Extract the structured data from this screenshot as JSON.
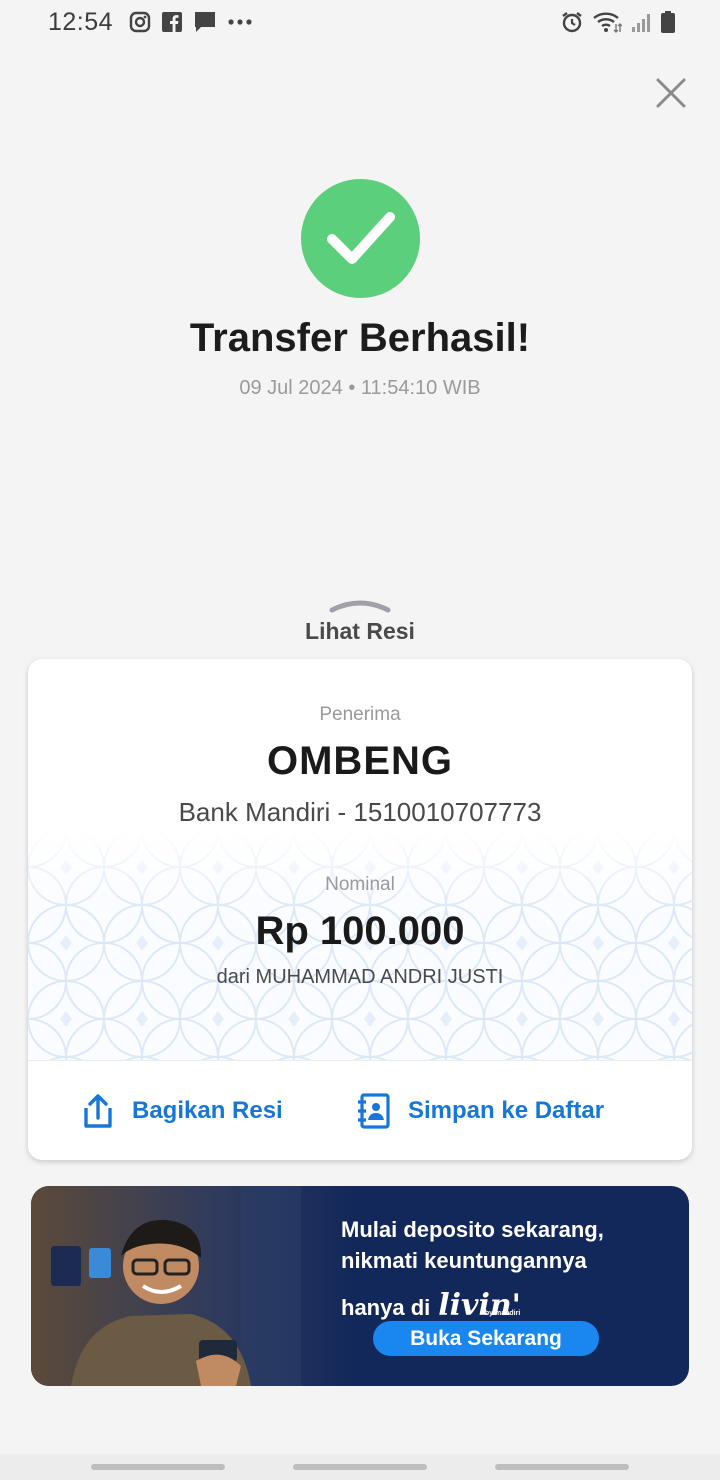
{
  "status_bar": {
    "time": "12:54",
    "left_icons": [
      "instagram-icon",
      "facebook-icon",
      "message-icon",
      "more-dots-icon"
    ],
    "right_icons": [
      "alarm-icon",
      "wifi-icon",
      "signal-icon",
      "battery-icon"
    ]
  },
  "success": {
    "title": "Transfer Berhasil!",
    "datetime": "09 Jul 2024 • 11:54:10 WIB",
    "color": "#5ccf7c"
  },
  "receipt_toggle": {
    "label": "Lihat Resi"
  },
  "receipt": {
    "recipient_label": "Penerima",
    "recipient_name": "OMBENG",
    "recipient_account": "Bank Mandiri - 1510010707773",
    "amount_label": "Nominal",
    "amount": "Rp 100.000",
    "sender": "dari MUHAMMAD ANDRI JUSTI"
  },
  "actions": {
    "share_label": "Bagikan Resi",
    "save_label": "Simpan ke Daftar",
    "accent": "#1677d8"
  },
  "banner": {
    "line1": "Mulai deposito sekarang,",
    "line2": "nikmati keuntungannya",
    "line3": "hanya di",
    "logo": "livin'",
    "logo_sub": "by mandiri",
    "cta": "Buka Sekarang",
    "background": "#13285a",
    "cta_color": "#1a86f0"
  }
}
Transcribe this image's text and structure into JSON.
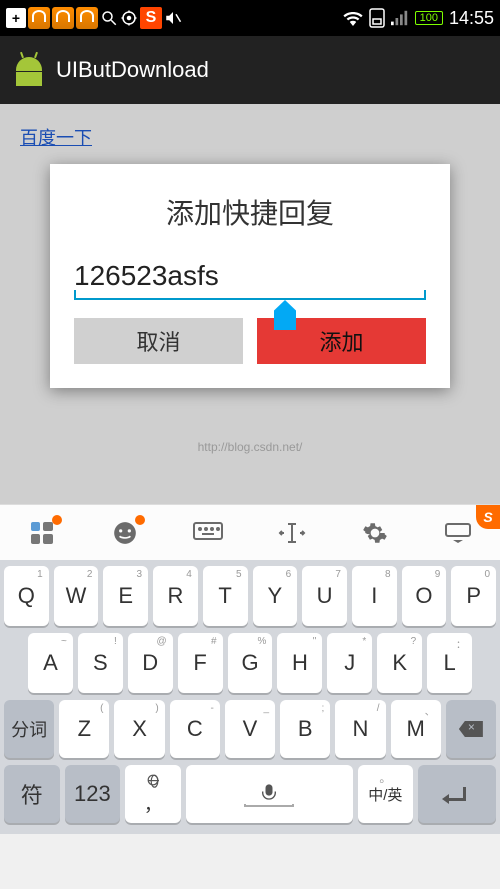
{
  "status": {
    "battery": "100",
    "time": "14:55",
    "sogou": "S"
  },
  "actionbar": {
    "title": "UIButDownload"
  },
  "page": {
    "link": "百度一下",
    "watermark": "http://blog.csdn.net/"
  },
  "dialog": {
    "title": "添加快捷回复",
    "input_value": "126523asfs",
    "cancel": "取消",
    "add": "添加"
  },
  "ime_corner": "S",
  "keys": {
    "r1": [
      {
        "main": "Q",
        "sup": "1"
      },
      {
        "main": "W",
        "sup": "2"
      },
      {
        "main": "E",
        "sup": "3"
      },
      {
        "main": "R",
        "sup": "4"
      },
      {
        "main": "T",
        "sup": "5"
      },
      {
        "main": "Y",
        "sup": "6"
      },
      {
        "main": "U",
        "sup": "7"
      },
      {
        "main": "I",
        "sup": "8"
      },
      {
        "main": "O",
        "sup": "9"
      },
      {
        "main": "P",
        "sup": "0"
      }
    ],
    "r2": [
      {
        "main": "A",
        "sup": "~"
      },
      {
        "main": "S",
        "sup": "!"
      },
      {
        "main": "D",
        "sup": "@"
      },
      {
        "main": "F",
        "sup": "#"
      },
      {
        "main": "G",
        "sup": "%"
      },
      {
        "main": "H",
        "sup": "\""
      },
      {
        "main": "J",
        "sup": "*"
      },
      {
        "main": "K",
        "sup": "?"
      },
      {
        "main": "L",
        "sup": "："
      }
    ],
    "r3": [
      {
        "main": "分词"
      },
      {
        "main": "Z",
        "sup": "("
      },
      {
        "main": "X",
        "sup": ")"
      },
      {
        "main": "C",
        "sup": "-"
      },
      {
        "main": "V",
        "sup": "_"
      },
      {
        "main": "B",
        "sup": ";"
      },
      {
        "main": "N",
        "sup": "/"
      },
      {
        "main": "M",
        "sup": "、"
      }
    ],
    "r4": {
      "sym": "符",
      "num": "123",
      "comma": "，",
      "lang": "中/英",
      "period": "。"
    }
  }
}
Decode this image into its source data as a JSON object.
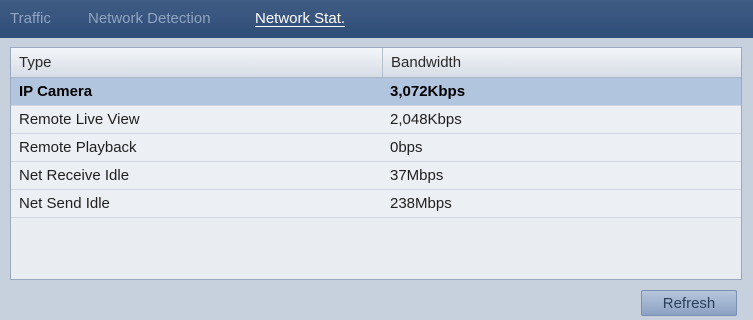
{
  "tabs": [
    {
      "label": "Traffic",
      "active": false
    },
    {
      "label": "Network Detection",
      "active": false
    },
    {
      "label": "Network Stat.",
      "active": true
    }
  ],
  "table": {
    "headers": {
      "type": "Type",
      "bandwidth": "Bandwidth"
    },
    "rows": [
      {
        "type": "IP Camera",
        "bandwidth": "3,072Kbps",
        "selected": true
      },
      {
        "type": "Remote Live View",
        "bandwidth": "2,048Kbps",
        "selected": false
      },
      {
        "type": "Remote Playback",
        "bandwidth": "0bps",
        "selected": false
      },
      {
        "type": "Net Receive Idle",
        "bandwidth": "37Mbps",
        "selected": false
      },
      {
        "type": "Net Send Idle",
        "bandwidth": "238Mbps",
        "selected": false
      }
    ]
  },
  "buttons": {
    "refresh": "Refresh"
  },
  "colors": {
    "tab_bar": "#34517b",
    "selected_row": "#b1c5df",
    "background": "#c7d1de"
  }
}
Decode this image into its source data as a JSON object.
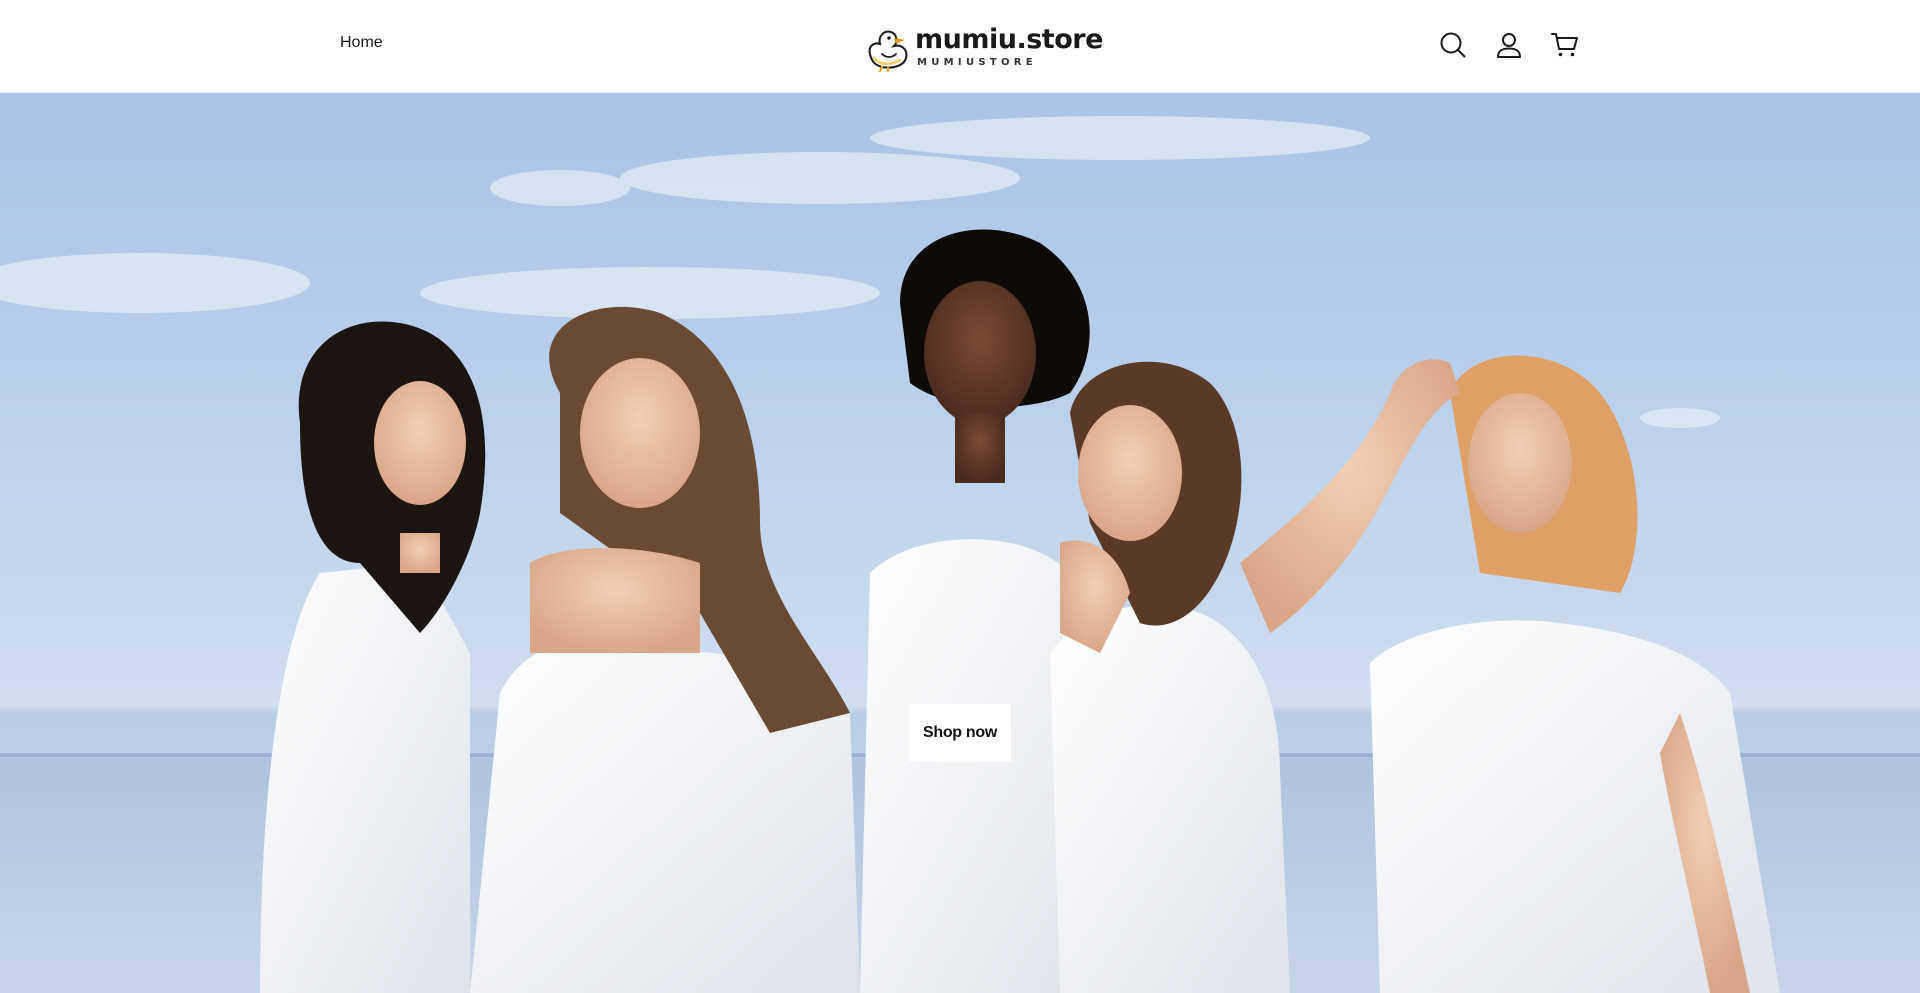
{
  "header": {
    "nav": {
      "home_label": "Home"
    },
    "logo": {
      "main": "mumiu.store",
      "sub": "MUMIUSTORE",
      "icon": "duck-icon"
    },
    "icons": {
      "search": "search-icon",
      "account": "user-icon",
      "cart": "cart-icon"
    }
  },
  "hero": {
    "cta_label": "Shop now",
    "image_description_icon": "hero-photo"
  },
  "colors": {
    "header_bg": "#ffffff",
    "text": "#121212",
    "button_bg": "#ffffff",
    "logo_duck": "#f4a21c",
    "sky": "#b7cfec"
  }
}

§ **EXERCISE**
Locate all lines in the listing above with the word "Remote". Copy them.

§ **RESULT OF THE EXERCISE**
        "type": "Remote Live View",
        "type": "Remote Playback",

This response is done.